Task input ::
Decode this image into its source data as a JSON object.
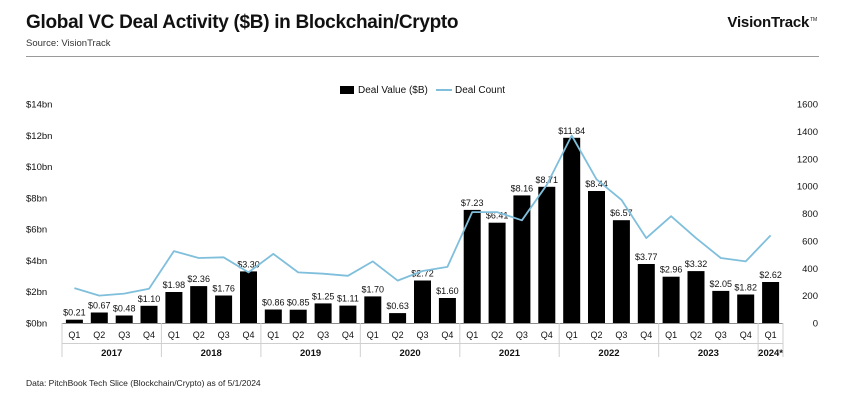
{
  "header": {
    "title": "Global VC Deal Activity ($B) in Blockchain/Crypto",
    "source": "Source: VisionTrack",
    "brand": "VisionTrack",
    "brand_mark": "TM"
  },
  "footer": {
    "note": "Data: PitchBook Tech Slice (Blockchain/Crypto) as of 5/1/2024"
  },
  "colors": {
    "bar": "#000000",
    "line": "#7fbfdc",
    "axis": "#8c8c8c"
  },
  "chart_data": {
    "type": "bar",
    "title": "Global VC Deal Activity ($B) in Blockchain/Crypto",
    "legend": [
      "Deal Value ($B)",
      "Deal Count"
    ],
    "legend_position": "top-center",
    "categories": [
      "Q1",
      "Q2",
      "Q3",
      "Q4",
      "Q1",
      "Q2",
      "Q3",
      "Q4",
      "Q1",
      "Q2",
      "Q3",
      "Q4",
      "Q1",
      "Q2",
      "Q3",
      "Q4",
      "Q1",
      "Q2",
      "Q3",
      "Q4",
      "Q1",
      "Q2",
      "Q3",
      "Q4",
      "Q1",
      "Q2",
      "Q3",
      "Q4",
      "Q1"
    ],
    "years": [
      {
        "label": "2017",
        "start": 0,
        "count": 4
      },
      {
        "label": "2018",
        "start": 4,
        "count": 4
      },
      {
        "label": "2019",
        "start": 8,
        "count": 4
      },
      {
        "label": "2020",
        "start": 12,
        "count": 4
      },
      {
        "label": "2021",
        "start": 16,
        "count": 4
      },
      {
        "label": "2022",
        "start": 20,
        "count": 4
      },
      {
        "label": "2023",
        "start": 24,
        "count": 4
      },
      {
        "label": "2024*",
        "start": 28,
        "count": 1
      }
    ],
    "series": [
      {
        "name": "Deal Value ($B)",
        "type": "bar",
        "axis": "left",
        "values": [
          0.21,
          0.67,
          0.48,
          1.1,
          1.98,
          2.36,
          1.76,
          3.3,
          0.86,
          0.85,
          1.25,
          1.11,
          1.7,
          0.63,
          2.72,
          1.6,
          7.23,
          6.41,
          8.16,
          8.71,
          11.84,
          8.44,
          6.57,
          3.77,
          2.96,
          3.32,
          2.05,
          1.82,
          2.62
        ],
        "labels": [
          "$0.21",
          "$0.67",
          "$0.48",
          "$1.10",
          "$1.98",
          "$2.36",
          "$1.76",
          "$3.30",
          "$0.86",
          "$0.85",
          "$1.25",
          "$1.11",
          "$1.70",
          "$0.63",
          "$2.72",
          "$1.60",
          "$7.23",
          "$6.41",
          "$8.16",
          "$8.71",
          "$11.84",
          "$8.44",
          "$6.57",
          "$3.77",
          "$2.96",
          "$3.32",
          "$2.05",
          "$1.82",
          "$2.62"
        ]
      },
      {
        "name": "Deal Count",
        "type": "line",
        "axis": "right",
        "values": [
          255,
          200,
          215,
          250,
          525,
          475,
          480,
          370,
          505,
          370,
          360,
          345,
          450,
          310,
          380,
          410,
          810,
          810,
          750,
          1010,
          1370,
          1050,
          900,
          620,
          780,
          620,
          475,
          450,
          640
        ]
      }
    ],
    "y_left": {
      "min": 0,
      "max": 14,
      "ticks": [
        "$0bn",
        "$2bn",
        "$4bn",
        "$6bn",
        "$8bn",
        "$10bn",
        "$12bn",
        "$14bn"
      ]
    },
    "y_right": {
      "min": 0,
      "max": 1600,
      "ticks": [
        "0",
        "200",
        "400",
        "600",
        "800",
        "1000",
        "1200",
        "1400",
        "1600"
      ]
    },
    "grid": false
  }
}
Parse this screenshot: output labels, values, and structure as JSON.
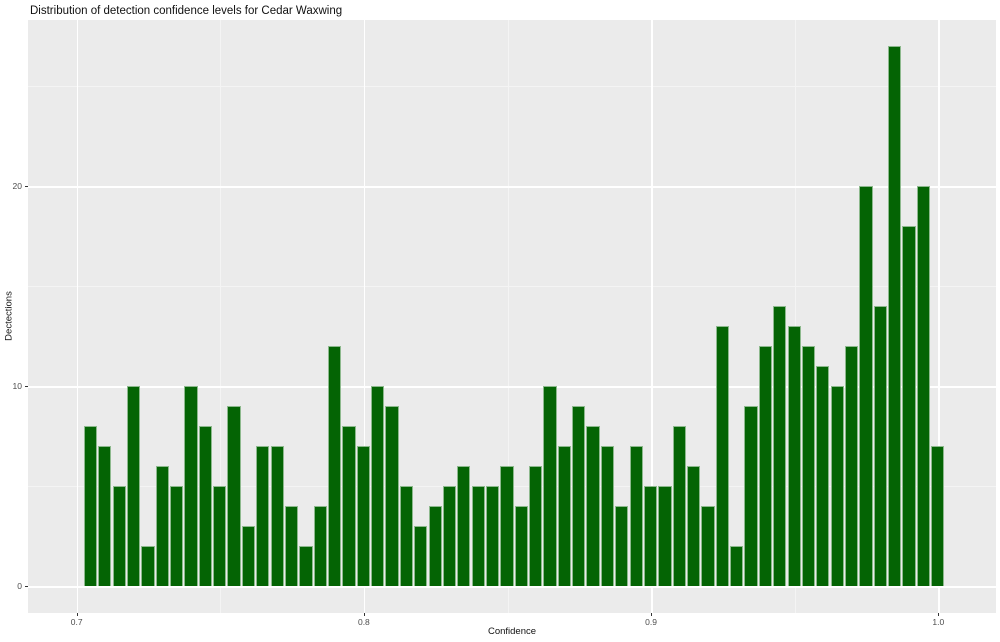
{
  "chart_data": {
    "type": "histogram",
    "title": "Distribution of detection confidence levels for Cedar Waxwing",
    "xlabel": "Confidence",
    "ylabel": "Dectections",
    "bin_start": 0.7025,
    "bin_width": 0.005,
    "bin_centers_first": 0.705,
    "bin_centers_last": 1.0,
    "counts": [
      8,
      7,
      5,
      10,
      2,
      6,
      5,
      10,
      8,
      5,
      9,
      3,
      7,
      7,
      4,
      2,
      4,
      12,
      8,
      7,
      10,
      9,
      5,
      3,
      4,
      5,
      6,
      5,
      5,
      6,
      4,
      6,
      10,
      7,
      9,
      8,
      7,
      4,
      7,
      5,
      5,
      8,
      6,
      4,
      13,
      2,
      9,
      12,
      14,
      13,
      12,
      11,
      10,
      12,
      20,
      14,
      27,
      18,
      20,
      7
    ],
    "x_tick_values": [
      0.7,
      0.8,
      0.9,
      1.0
    ],
    "x_tick_labels": [
      "0.7",
      "0.8",
      "0.9",
      "1.0"
    ],
    "y_tick_values": [
      0,
      10,
      20
    ],
    "y_tick_labels": [
      "0",
      "10",
      "20"
    ],
    "x_minor_gridlines": [
      0.75,
      0.85,
      0.95
    ],
    "y_minor_gridlines": [
      5,
      15,
      25
    ],
    "xlim": [
      0.683,
      1.0205
    ],
    "ylim": [
      -1.35,
      28.35
    ],
    "grid": true,
    "legend": false,
    "bar_color": "#046404",
    "panel_background": "#EBEBEB",
    "gridline_major_color": "#FFFFFF",
    "tick_text_color": "#4D4D4D"
  }
}
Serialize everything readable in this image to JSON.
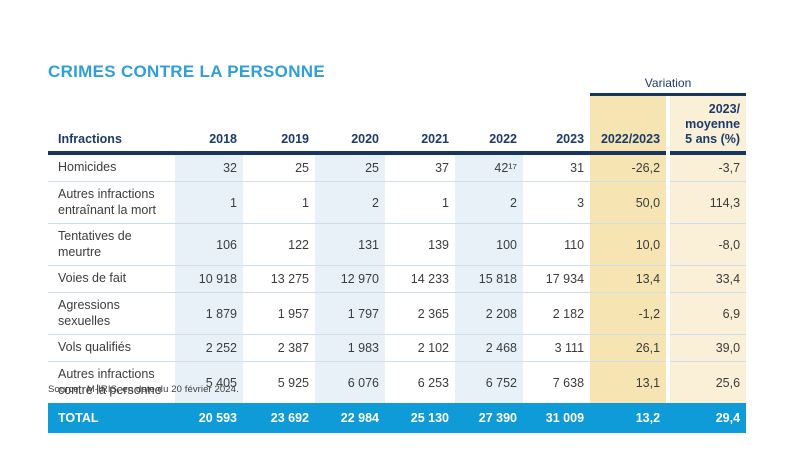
{
  "title": "CRIMES CONTRE LA PERSONNE",
  "colors": {
    "title_blue": "#2f9fd9",
    "navy": "#17365f",
    "total_bar_blue": "#0f9bd7",
    "year_band_blue": "#e8f1f8",
    "variation_band_yellow": "#f6e5b3",
    "variation_band_yellow_light": "#faf0d7",
    "separator": "#cbdee9"
  },
  "table": {
    "variation_label": "Variation",
    "columns": [
      "Infractions",
      "2018",
      "2019",
      "2020",
      "2021",
      "2022",
      "2023",
      "2022/2023",
      "2023/\nmoyenne\n5 ans (%)"
    ],
    "rows": [
      {
        "label": "Homicides",
        "values": [
          "32",
          "25",
          "25",
          "37",
          "42¹⁷",
          "31",
          "-26,2",
          "-3,7"
        ]
      },
      {
        "label": "Autres infractions\nentraînant la mort",
        "values": [
          "1",
          "1",
          "2",
          "1",
          "2",
          "3",
          "50,0",
          "114,3"
        ]
      },
      {
        "label": "Tentatives de\nmeurtre",
        "values": [
          "106",
          "122",
          "131",
          "139",
          "100",
          "110",
          "10,0",
          "-8,0"
        ]
      },
      {
        "label": "Voies de fait",
        "values": [
          "10 918",
          "13 275",
          "12 970",
          "14 233",
          "15 818",
          "17 934",
          "13,4",
          "33,4"
        ]
      },
      {
        "label": "Agressions sexuelles",
        "values": [
          "1 879",
          "1 957",
          "1 797",
          "2 365",
          "2 208",
          "2 182",
          "-1,2",
          "6,9"
        ]
      },
      {
        "label": "Vols qualifiés",
        "values": [
          "2 252",
          "2 387",
          "1 983",
          "2 102",
          "2 468",
          "3 111",
          "26,1",
          "39,0"
        ]
      },
      {
        "label": "Autres infractions\ncontre la personne",
        "values": [
          "5 405",
          "5 925",
          "6 076",
          "6 253",
          "6 752",
          "7 638",
          "13,1",
          "25,6"
        ]
      }
    ],
    "total": {
      "label": "TOTAL",
      "values": [
        "20 593",
        "23 692",
        "22 984",
        "25 130",
        "27 390",
        "31 009",
        "13,2",
        "29,4"
      ]
    }
  },
  "source": "Source : M-IRIS, en date du 20 février 2024."
}
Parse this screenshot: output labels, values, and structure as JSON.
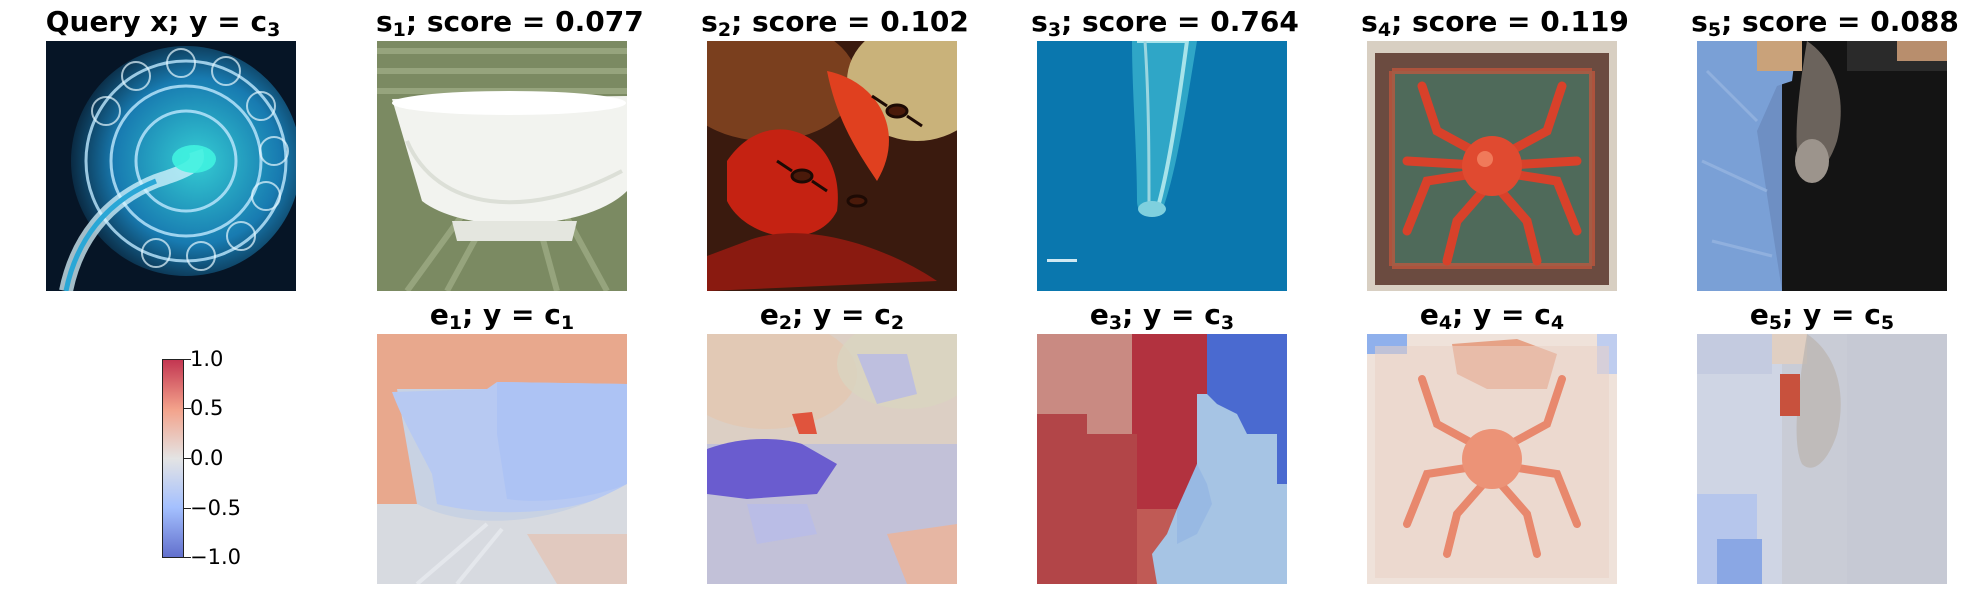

Goal of the exercise ::
Search the data for the string "Deal". List each line that has it.

Solution for this task ::
    "title": "Global VC Deal Activity ($B) in Blockchain/Crypto",
    "title": "Global VC Deal Activity ($B) in Blockchain/Crypto",
      "Deal Value ($B)",
      "Deal Count"
        "name": "Deal Value ($B)",
        "name": "Deal Count",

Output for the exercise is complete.